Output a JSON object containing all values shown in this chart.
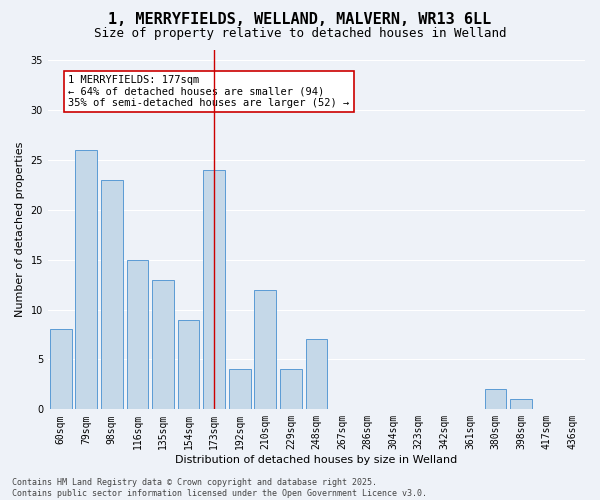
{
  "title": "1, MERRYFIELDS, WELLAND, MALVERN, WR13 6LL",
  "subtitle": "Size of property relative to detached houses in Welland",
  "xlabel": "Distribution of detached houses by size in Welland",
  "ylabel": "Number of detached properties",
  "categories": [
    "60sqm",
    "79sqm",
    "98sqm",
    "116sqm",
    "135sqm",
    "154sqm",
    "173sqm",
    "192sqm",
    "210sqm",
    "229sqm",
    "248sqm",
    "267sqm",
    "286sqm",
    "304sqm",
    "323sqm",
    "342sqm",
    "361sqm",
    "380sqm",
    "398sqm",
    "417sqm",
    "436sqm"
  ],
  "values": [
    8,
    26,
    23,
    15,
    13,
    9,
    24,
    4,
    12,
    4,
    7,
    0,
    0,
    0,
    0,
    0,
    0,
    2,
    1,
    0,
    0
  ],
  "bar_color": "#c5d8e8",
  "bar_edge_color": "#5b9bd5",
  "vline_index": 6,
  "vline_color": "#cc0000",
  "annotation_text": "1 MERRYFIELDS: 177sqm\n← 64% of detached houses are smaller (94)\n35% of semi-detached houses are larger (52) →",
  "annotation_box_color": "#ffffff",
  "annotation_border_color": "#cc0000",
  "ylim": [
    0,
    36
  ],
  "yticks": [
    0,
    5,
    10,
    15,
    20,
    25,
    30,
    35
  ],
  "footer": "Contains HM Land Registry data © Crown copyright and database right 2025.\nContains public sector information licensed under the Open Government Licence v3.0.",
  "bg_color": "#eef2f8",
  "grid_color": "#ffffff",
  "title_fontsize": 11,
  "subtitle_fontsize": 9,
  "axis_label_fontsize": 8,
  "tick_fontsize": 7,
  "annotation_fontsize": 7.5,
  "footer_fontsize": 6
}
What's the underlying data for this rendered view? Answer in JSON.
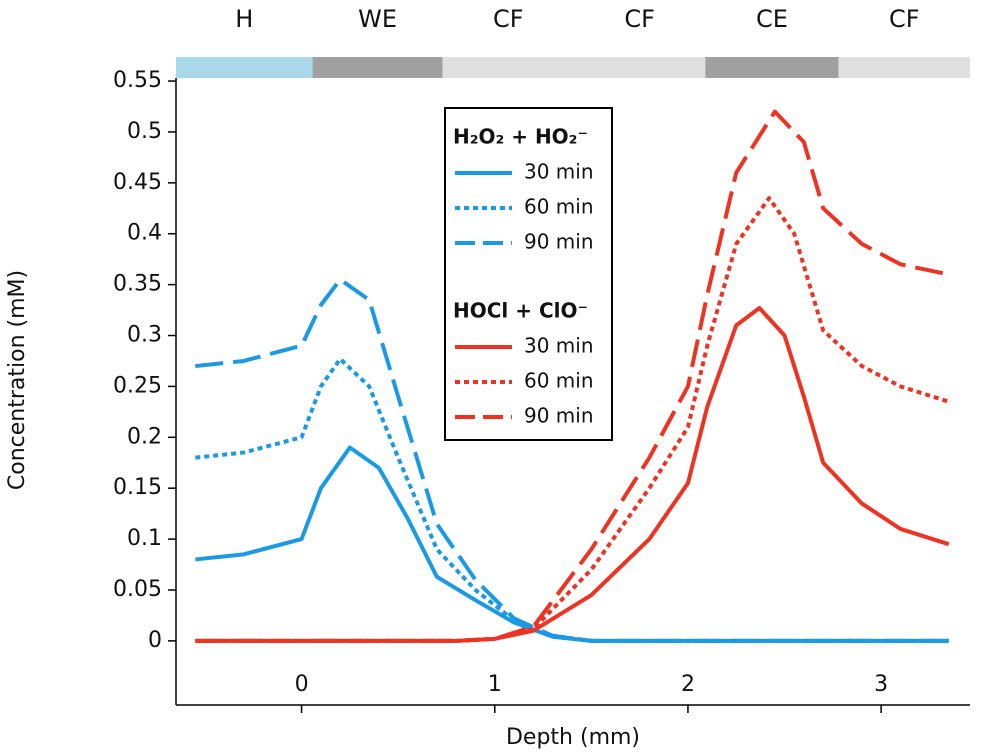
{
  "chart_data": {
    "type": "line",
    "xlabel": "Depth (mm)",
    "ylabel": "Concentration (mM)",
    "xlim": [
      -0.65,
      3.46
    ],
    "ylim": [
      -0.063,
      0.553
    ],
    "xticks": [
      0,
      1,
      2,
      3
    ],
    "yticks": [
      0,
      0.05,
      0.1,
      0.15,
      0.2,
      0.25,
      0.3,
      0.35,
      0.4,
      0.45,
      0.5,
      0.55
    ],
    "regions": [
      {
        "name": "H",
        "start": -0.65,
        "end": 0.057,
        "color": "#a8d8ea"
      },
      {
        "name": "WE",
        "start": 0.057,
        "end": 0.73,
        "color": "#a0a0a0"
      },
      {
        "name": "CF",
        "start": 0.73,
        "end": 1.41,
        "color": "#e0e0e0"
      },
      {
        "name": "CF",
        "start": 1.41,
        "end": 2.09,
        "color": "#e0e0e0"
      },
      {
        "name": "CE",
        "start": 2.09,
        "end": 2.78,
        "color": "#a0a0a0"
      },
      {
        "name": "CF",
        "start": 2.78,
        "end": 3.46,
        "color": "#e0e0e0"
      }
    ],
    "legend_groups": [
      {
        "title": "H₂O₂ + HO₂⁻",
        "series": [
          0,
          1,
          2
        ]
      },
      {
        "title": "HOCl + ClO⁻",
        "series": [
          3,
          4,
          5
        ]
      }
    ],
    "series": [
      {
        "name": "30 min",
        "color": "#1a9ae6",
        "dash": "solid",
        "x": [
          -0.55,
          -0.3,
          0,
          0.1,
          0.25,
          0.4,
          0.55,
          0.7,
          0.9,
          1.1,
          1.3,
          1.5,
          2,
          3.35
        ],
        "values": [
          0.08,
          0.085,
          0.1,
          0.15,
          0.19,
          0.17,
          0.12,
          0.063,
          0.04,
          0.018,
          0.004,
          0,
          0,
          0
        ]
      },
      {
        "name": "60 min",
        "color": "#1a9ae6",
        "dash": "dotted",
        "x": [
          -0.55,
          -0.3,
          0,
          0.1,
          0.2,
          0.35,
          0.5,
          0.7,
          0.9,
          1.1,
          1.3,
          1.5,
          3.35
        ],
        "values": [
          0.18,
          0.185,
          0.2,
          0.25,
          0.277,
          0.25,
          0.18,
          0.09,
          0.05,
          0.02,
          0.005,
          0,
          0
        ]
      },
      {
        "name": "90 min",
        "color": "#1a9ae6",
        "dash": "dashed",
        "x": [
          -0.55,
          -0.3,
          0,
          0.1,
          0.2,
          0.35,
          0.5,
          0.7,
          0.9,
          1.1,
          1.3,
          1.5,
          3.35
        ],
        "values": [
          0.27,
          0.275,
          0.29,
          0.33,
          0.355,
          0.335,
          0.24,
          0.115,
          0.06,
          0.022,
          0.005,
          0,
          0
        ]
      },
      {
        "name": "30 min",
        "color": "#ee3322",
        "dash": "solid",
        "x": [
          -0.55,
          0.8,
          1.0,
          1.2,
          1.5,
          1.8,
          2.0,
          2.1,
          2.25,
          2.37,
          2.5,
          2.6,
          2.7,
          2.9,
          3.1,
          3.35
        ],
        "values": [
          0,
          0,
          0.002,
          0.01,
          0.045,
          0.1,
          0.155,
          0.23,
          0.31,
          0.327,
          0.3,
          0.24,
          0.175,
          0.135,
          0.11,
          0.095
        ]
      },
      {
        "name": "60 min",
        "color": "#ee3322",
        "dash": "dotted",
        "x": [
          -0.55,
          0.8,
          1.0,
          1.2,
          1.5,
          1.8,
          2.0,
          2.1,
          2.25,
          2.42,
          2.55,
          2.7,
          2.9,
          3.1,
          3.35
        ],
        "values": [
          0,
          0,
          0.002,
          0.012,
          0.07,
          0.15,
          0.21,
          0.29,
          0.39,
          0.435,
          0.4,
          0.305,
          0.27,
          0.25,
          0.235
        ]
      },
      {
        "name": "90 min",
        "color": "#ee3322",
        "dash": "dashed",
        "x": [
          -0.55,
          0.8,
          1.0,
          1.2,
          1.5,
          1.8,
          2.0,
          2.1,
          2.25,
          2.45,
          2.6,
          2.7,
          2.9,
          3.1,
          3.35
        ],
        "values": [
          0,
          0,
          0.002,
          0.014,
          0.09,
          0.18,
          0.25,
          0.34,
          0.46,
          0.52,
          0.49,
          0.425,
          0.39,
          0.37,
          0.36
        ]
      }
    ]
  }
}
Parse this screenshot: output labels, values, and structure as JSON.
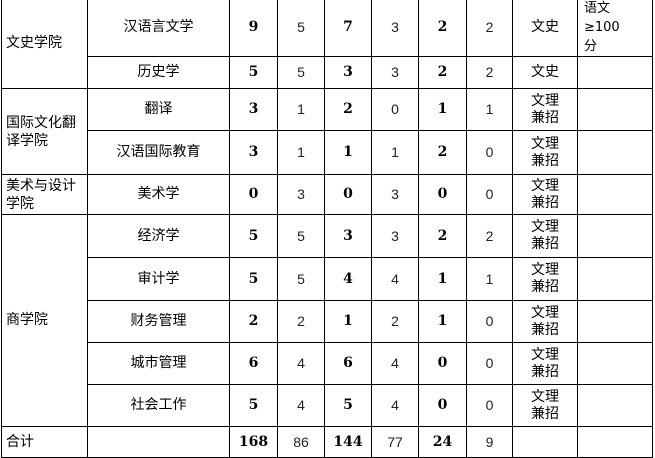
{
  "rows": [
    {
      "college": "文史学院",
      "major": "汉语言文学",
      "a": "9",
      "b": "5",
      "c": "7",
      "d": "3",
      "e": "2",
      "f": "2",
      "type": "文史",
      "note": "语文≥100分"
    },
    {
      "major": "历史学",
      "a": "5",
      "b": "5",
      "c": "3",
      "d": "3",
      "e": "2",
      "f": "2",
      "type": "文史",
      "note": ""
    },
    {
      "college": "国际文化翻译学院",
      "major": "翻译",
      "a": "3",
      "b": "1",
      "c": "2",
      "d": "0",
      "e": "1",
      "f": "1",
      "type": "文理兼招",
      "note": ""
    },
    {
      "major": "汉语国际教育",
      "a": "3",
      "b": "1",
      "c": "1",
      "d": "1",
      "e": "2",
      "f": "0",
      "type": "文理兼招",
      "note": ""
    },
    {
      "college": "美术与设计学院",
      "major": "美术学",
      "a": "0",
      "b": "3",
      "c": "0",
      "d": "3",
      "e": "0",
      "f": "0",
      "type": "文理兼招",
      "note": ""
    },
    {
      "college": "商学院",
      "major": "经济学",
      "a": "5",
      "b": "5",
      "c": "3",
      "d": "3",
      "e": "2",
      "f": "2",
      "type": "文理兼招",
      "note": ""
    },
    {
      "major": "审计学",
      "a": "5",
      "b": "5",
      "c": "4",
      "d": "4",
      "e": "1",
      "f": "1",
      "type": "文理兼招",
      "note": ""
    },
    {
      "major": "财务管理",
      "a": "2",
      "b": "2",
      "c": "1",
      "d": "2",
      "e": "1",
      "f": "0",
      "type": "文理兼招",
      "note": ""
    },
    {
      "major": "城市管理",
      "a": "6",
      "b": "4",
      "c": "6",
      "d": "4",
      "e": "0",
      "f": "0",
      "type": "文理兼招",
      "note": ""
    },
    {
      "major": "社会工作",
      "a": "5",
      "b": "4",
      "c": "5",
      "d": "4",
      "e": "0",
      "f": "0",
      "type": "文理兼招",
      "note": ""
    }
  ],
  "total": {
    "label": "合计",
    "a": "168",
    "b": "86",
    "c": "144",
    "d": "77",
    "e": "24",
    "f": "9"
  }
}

■ **Short task**: Report how many lines in these entries contain "xlabel". Answer with the number only.

■ **Result for this exercise**: 2